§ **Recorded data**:
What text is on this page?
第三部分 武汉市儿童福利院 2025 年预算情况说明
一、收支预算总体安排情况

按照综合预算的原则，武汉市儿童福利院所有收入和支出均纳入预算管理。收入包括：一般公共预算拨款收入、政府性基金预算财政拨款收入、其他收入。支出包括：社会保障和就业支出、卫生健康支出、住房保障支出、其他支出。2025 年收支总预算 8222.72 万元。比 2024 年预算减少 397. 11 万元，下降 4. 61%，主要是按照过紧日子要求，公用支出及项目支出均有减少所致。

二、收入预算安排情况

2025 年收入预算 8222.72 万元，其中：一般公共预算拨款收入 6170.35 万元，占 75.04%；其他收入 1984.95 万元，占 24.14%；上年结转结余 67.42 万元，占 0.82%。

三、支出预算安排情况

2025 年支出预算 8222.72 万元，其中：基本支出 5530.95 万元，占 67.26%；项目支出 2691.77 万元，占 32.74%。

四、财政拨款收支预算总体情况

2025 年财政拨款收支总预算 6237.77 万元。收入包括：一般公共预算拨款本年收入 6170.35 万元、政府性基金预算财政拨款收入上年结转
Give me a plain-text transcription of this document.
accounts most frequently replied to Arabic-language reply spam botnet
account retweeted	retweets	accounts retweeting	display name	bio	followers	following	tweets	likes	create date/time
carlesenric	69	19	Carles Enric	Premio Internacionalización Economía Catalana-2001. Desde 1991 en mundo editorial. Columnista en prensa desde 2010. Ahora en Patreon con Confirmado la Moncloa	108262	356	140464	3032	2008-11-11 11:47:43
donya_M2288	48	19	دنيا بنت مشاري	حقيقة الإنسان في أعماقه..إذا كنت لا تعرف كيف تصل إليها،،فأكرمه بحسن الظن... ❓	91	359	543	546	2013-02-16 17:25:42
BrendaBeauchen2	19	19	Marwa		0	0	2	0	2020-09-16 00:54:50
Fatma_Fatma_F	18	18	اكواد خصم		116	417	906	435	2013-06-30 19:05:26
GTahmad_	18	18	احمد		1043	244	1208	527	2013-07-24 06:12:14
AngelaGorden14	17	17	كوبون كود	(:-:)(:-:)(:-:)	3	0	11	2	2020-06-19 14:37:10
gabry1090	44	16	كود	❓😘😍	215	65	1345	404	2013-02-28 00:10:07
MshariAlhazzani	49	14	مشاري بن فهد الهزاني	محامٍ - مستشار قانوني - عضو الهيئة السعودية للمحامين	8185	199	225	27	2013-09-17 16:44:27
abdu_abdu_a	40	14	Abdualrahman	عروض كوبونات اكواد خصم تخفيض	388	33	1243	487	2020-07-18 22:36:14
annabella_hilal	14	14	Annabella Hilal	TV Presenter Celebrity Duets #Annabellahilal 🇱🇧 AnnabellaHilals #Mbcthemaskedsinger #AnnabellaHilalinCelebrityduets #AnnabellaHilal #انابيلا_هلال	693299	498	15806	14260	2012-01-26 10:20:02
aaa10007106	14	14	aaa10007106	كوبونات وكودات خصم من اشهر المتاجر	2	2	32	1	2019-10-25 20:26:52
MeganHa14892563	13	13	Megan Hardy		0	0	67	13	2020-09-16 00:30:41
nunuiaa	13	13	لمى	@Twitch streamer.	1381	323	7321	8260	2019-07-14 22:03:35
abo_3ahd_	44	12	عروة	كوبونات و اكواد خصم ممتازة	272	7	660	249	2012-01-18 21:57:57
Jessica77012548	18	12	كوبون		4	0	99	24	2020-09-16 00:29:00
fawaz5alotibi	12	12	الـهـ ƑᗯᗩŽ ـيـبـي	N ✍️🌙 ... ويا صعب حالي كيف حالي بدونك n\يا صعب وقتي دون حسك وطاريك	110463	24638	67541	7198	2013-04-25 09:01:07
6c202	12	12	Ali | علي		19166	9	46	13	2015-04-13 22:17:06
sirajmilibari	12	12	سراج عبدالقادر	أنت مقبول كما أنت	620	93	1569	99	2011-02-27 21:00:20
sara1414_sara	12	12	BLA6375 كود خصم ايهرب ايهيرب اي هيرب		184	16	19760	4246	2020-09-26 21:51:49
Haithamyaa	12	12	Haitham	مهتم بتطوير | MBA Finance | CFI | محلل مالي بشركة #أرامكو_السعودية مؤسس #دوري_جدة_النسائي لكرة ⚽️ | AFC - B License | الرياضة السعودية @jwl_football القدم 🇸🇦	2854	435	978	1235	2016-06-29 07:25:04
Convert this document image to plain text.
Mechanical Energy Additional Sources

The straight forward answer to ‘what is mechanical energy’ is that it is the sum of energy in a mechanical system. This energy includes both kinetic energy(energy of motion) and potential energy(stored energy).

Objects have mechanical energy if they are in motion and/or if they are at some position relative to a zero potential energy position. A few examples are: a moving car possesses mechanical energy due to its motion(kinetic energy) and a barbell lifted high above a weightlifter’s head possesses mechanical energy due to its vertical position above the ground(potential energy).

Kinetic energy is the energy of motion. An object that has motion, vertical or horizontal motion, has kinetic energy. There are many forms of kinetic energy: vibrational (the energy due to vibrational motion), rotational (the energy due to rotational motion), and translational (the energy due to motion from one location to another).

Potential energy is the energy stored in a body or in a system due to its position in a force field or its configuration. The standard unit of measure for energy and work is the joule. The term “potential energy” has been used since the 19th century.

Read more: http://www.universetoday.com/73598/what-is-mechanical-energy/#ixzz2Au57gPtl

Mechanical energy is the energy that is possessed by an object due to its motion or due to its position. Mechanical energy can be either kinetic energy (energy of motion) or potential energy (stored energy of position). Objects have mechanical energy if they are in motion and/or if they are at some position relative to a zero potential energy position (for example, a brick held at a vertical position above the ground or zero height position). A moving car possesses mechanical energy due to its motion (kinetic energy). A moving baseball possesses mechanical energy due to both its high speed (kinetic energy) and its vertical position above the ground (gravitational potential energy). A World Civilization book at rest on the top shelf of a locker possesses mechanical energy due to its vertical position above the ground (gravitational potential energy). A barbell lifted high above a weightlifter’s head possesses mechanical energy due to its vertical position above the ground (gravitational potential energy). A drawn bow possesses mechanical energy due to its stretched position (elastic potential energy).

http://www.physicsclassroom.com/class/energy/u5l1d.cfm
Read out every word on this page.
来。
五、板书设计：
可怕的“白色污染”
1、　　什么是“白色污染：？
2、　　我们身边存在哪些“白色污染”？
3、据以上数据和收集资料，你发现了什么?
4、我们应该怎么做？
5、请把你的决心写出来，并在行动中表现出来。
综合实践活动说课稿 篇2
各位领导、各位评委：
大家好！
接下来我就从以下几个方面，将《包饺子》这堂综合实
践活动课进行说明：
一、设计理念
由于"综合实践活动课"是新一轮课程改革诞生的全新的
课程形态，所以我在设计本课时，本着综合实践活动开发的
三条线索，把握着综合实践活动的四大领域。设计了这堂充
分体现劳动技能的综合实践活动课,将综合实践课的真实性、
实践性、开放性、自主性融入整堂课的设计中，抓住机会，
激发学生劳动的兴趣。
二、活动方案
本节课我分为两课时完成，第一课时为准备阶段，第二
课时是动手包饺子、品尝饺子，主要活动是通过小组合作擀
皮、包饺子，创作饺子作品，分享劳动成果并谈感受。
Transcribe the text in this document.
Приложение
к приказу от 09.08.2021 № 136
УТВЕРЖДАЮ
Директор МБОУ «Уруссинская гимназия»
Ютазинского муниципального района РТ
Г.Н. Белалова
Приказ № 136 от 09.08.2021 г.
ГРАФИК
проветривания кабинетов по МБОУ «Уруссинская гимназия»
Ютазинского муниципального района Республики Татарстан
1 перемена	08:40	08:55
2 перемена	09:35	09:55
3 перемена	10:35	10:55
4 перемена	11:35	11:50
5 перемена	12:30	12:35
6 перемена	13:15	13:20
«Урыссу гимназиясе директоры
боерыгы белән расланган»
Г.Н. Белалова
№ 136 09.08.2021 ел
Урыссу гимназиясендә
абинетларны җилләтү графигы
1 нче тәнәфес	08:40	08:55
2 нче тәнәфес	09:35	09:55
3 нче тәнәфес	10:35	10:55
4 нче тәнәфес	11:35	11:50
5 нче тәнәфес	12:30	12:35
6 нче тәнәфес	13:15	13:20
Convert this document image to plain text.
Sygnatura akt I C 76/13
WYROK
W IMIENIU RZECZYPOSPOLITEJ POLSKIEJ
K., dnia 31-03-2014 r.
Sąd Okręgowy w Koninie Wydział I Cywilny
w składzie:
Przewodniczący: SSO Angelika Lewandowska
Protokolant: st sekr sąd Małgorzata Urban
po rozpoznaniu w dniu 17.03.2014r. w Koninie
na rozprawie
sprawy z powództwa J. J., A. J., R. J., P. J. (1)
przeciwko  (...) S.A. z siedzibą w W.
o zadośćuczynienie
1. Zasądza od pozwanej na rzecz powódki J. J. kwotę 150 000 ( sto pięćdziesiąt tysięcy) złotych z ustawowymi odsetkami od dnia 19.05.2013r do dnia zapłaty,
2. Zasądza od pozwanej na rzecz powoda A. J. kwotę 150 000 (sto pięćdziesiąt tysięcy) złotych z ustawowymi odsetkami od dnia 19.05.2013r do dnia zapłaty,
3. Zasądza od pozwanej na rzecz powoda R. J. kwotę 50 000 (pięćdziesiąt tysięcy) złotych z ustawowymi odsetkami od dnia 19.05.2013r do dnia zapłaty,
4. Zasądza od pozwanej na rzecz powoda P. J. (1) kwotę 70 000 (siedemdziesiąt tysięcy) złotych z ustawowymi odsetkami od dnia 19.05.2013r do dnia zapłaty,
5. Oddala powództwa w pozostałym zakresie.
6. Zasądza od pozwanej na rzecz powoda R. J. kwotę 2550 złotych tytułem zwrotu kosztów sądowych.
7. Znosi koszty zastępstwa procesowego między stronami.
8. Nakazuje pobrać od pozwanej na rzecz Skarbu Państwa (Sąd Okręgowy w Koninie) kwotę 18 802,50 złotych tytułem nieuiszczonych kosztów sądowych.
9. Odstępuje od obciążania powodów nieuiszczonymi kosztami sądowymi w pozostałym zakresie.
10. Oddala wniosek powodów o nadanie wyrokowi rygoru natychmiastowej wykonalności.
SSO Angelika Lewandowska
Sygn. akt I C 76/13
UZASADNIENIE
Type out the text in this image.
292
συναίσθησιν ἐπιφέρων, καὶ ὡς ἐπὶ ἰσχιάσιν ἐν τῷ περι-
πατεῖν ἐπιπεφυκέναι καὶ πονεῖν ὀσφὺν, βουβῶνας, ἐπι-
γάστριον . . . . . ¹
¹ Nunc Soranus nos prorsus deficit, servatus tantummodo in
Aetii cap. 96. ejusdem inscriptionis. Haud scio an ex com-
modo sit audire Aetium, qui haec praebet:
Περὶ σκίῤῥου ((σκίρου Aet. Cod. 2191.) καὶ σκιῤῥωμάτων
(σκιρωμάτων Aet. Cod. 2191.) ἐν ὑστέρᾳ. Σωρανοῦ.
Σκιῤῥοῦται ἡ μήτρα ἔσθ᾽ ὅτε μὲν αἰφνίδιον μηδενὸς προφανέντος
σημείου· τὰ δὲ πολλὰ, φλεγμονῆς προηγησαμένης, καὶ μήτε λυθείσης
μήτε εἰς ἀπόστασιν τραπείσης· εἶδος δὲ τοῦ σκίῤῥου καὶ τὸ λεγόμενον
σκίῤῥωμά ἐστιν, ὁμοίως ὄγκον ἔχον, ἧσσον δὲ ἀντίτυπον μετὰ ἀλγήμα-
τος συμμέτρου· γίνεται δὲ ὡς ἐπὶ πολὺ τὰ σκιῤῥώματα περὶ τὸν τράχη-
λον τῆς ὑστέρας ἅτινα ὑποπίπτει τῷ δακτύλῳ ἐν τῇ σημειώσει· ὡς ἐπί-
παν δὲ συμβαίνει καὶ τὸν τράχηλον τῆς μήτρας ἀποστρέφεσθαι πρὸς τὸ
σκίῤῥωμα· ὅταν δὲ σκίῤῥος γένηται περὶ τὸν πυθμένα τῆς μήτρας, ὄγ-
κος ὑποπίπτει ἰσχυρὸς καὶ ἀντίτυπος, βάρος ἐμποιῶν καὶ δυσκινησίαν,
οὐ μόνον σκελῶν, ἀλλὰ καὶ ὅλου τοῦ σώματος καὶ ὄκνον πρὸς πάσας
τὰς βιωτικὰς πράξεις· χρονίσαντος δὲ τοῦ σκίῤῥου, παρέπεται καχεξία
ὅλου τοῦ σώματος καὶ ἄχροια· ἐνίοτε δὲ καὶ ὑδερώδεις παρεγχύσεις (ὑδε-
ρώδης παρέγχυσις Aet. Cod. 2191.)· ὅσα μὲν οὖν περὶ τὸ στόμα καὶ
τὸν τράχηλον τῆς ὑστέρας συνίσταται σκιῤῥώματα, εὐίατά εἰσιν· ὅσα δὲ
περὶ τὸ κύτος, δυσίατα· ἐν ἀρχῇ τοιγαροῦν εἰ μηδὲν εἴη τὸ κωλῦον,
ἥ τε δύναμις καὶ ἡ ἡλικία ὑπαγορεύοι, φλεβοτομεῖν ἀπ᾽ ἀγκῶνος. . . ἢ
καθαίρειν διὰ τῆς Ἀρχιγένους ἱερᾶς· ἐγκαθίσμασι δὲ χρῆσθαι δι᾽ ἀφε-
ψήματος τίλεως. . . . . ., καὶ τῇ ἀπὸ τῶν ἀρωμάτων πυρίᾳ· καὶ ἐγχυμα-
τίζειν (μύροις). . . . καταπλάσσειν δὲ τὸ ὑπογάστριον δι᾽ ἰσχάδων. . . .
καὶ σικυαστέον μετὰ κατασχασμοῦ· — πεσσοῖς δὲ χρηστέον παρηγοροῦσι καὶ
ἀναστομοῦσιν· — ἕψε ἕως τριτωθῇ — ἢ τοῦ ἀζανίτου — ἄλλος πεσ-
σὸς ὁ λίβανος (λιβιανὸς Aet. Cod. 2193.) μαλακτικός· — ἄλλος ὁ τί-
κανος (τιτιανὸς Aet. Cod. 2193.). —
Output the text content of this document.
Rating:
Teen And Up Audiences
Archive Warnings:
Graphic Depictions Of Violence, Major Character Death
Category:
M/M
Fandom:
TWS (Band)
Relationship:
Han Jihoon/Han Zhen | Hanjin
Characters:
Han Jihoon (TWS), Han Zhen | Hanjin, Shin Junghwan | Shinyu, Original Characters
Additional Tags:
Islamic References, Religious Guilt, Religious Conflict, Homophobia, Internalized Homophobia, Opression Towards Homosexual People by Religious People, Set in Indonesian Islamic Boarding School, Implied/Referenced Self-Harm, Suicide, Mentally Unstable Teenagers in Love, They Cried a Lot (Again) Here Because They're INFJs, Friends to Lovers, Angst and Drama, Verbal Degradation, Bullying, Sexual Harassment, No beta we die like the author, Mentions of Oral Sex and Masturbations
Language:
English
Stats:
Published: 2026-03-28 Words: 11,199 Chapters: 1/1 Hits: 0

§ **What to work on**: Report every line containing the word "Koninie" from the listing above.

§ **Exercise response**:
Sąd Okręgowy w Koninie Wydział I Cywilny
po rozpoznaniu w dniu 17.03.2014r. w Koninie
8. Nakazuje pobrać od pozwanej na rzecz Skarbu Państwa (Sąd Okręgowy w Koninie) kwotę 18 802,50 złotych tytułem nieuiszczonych kosztów sądowych.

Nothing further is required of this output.